TASK BRIEF:
Locate the word "England" in the data below, then copy every line that holds it.

EXERCISE MATERIAL:
^^^^
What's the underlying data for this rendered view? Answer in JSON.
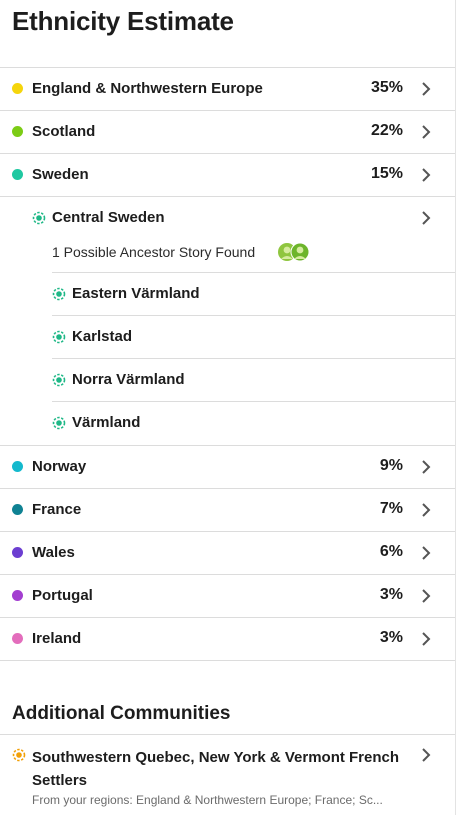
{
  "title": "Ethnicity Estimate",
  "regions": [
    {
      "name": "England & Northwestern Europe",
      "percent": "35%",
      "color": "#f5d50c"
    },
    {
      "name": "Scotland",
      "percent": "22%",
      "color": "#7ccc15"
    },
    {
      "name": "Sweden",
      "percent": "15%",
      "color": "#1fc8a1"
    }
  ],
  "sweden_detail": {
    "community": "Central Sweden",
    "story_text": "1 Possible Ancestor Story Found",
    "locations": [
      "Eastern Värmland",
      "Karlstad",
      "Norra Värmland",
      "Värmland"
    ],
    "ring_color": "#1fb887"
  },
  "regions_more": [
    {
      "name": "Norway",
      "percent": "9%",
      "color": "#14b9cd"
    },
    {
      "name": "France",
      "percent": "7%",
      "color": "#0f8293"
    },
    {
      "name": "Wales",
      "percent": "6%",
      "color": "#6c3ed1"
    },
    {
      "name": "Portugal",
      "percent": "3%",
      "color": "#a33ed0"
    },
    {
      "name": "Ireland",
      "percent": "3%",
      "color": "#e36dbc"
    }
  ],
  "additional": {
    "title": "Additional Communities",
    "community_name": "Southwestern Quebec, New York & Vermont French Settlers",
    "from_text": "From your regions: England & Northwestern Europe; France; Sc...",
    "ring_color": "#f2a007"
  },
  "icons": {
    "chevron": "chevron-right-icon",
    "ring": "community-ring-icon",
    "avatars": "ancestor-story-avatars-icon"
  }
}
^^^^
EXPECTED ANSWER:
      "name": "England & Northwestern Europe",
    "from_text": "From your regions: England & Northwestern Europe; France; Sc...",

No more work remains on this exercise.